### EXCERPT PROVIDED
┏━━

An Uneasy Quiet in Kashmir Is No Guarantee That All Is Well

The Valley is without disturbance as perhaps never before, but the people’s trust has been broken.

Kashmir

A little over a year ago, on 12 August 2019, the Indian Express carried an article that I had written on the annulment a week earlier of Articles 370/35A that the Supreme Court had several years earlier ruled as “permanent” features of the Constitution. My opening line said, “Narendra Modi and Amit Shah have just created a Palestine on our northern border.”

I have waited nearly 14 months for that to happen. But the Valley is without disturbance as perhaps never before. Jammu has largely welcomed the move. Ladakh was overjoyed to get Union Territory (UT) status and liberate itself from the stranglehold of Srinagar. A raft of development schemes was announced, as was a raft of youth employment schemes. Panchayat elections were held. With impunity, non-Muslims were put in every office of significance in a Muslim-majority state.

A massive wedge was driven between the electorate and the National Conference, in particular, and the old political establishment of the “three families” in general, to the extent that the Kashmiri-in-the street was mocking Sheikh Abdullah’s family with the cry, “Ab bolo, ‘Bharat Mata ki Jai’”. Pakistan had been rendered ineffective in fomenting trouble. The India-China border was so tranquil that President Xi Jinping arrived in Mahabalipuram in October 2019 to a welcome warmer than a fresh masala dosa. Was I totally wrong in my assessment?

So wrong that the satraps of the Central government had slowly retracted many of the restrictions imposed on the normal life of the population. Traffic jams returned to the city. Internet worked – at least in the 2G version. Educational institutions reopened. Shops did brisk business. A team of European Union diplomats issued individual certificates of “normalcy” being visible. The authorities were so confident that the people had learned to live without 370/35A that they even released Omar and Farooq Abdullah (but not Mehbooba Mufti, their erstwhile ally) and allowed them to meet other political “leaders” to issue a second Gupkar Declaration on 22 August 2020. So where was the intifada (an uprising), where was the “Palestine on our northern borders”? Apparently in limbo.

┗━━

### JOBS
1. Write the Kashmir article again from "An Uneasy Quiet" up to and including "has been broken.", swapping "trust" for "faith".
2. According to the Kashmir article, on what date was the second Gupkar Declaration issued?

### INFORMATION GIVEN

┏━━

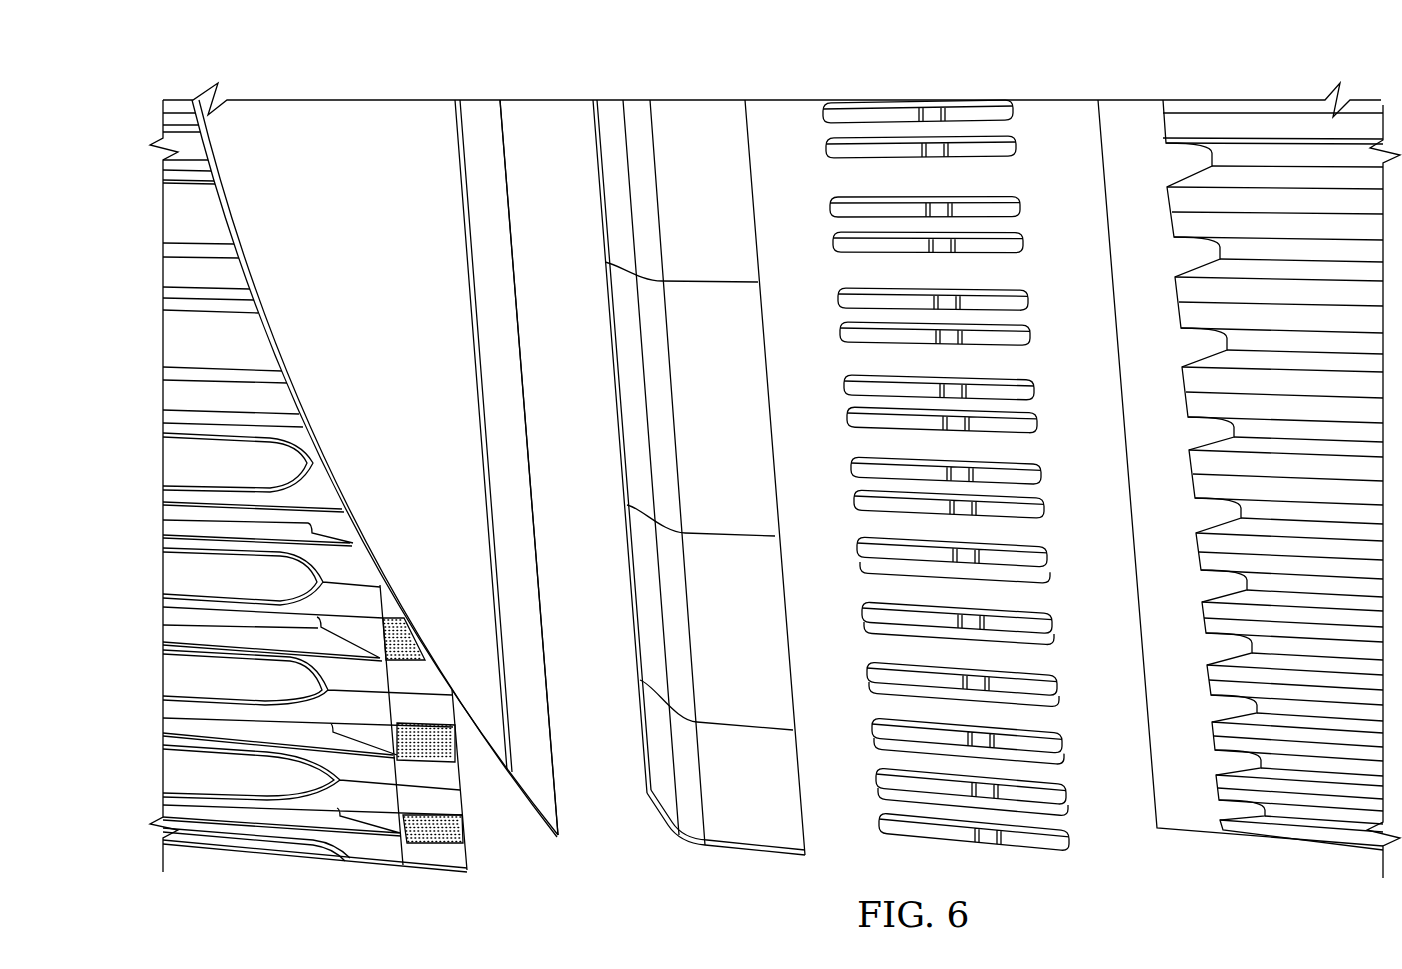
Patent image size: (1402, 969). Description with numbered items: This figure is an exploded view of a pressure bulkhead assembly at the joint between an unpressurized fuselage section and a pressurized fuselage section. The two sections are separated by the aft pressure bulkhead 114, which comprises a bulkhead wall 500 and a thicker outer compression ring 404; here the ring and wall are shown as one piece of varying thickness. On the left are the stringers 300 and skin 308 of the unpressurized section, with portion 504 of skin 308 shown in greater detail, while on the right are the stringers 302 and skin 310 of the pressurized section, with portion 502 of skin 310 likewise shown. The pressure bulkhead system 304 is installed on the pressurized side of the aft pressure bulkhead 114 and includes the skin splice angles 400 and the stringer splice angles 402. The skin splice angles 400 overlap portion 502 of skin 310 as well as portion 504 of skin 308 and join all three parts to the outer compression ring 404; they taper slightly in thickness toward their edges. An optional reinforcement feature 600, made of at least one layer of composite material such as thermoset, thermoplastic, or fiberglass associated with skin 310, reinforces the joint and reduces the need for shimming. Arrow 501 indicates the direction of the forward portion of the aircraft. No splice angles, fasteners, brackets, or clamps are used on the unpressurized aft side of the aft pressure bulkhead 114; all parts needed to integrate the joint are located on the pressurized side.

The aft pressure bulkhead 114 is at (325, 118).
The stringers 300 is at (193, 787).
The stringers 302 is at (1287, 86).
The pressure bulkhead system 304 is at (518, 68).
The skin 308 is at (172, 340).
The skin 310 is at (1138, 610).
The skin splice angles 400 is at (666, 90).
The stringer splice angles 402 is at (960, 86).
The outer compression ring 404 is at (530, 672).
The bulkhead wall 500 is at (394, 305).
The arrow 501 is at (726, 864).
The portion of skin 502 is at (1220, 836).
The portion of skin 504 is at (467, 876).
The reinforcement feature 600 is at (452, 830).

┗━━
┏━━

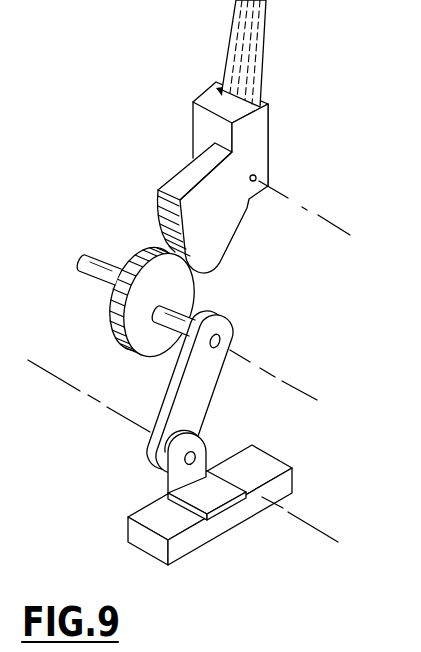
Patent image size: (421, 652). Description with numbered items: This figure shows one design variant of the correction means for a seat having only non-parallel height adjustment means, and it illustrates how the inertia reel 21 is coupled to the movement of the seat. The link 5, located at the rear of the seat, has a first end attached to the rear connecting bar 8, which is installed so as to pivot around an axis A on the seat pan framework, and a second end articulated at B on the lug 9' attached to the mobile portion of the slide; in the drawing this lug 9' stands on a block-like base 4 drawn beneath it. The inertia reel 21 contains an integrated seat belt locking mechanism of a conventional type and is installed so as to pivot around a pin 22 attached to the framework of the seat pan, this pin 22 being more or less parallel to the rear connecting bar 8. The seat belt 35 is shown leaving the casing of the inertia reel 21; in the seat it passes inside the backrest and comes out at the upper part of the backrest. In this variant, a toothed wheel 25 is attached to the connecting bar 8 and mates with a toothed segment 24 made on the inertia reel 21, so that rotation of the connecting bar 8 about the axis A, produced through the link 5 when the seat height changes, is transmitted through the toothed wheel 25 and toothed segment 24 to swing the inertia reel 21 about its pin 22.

┗━━

### ANSWERS BY TASK
1.
An Uneasy Quiet in Kashmir Is No Guarantee That All Is Well

The Valley is without disturbance as perhaps never before, but the people’s faith has been broken.

2. 22 August 2020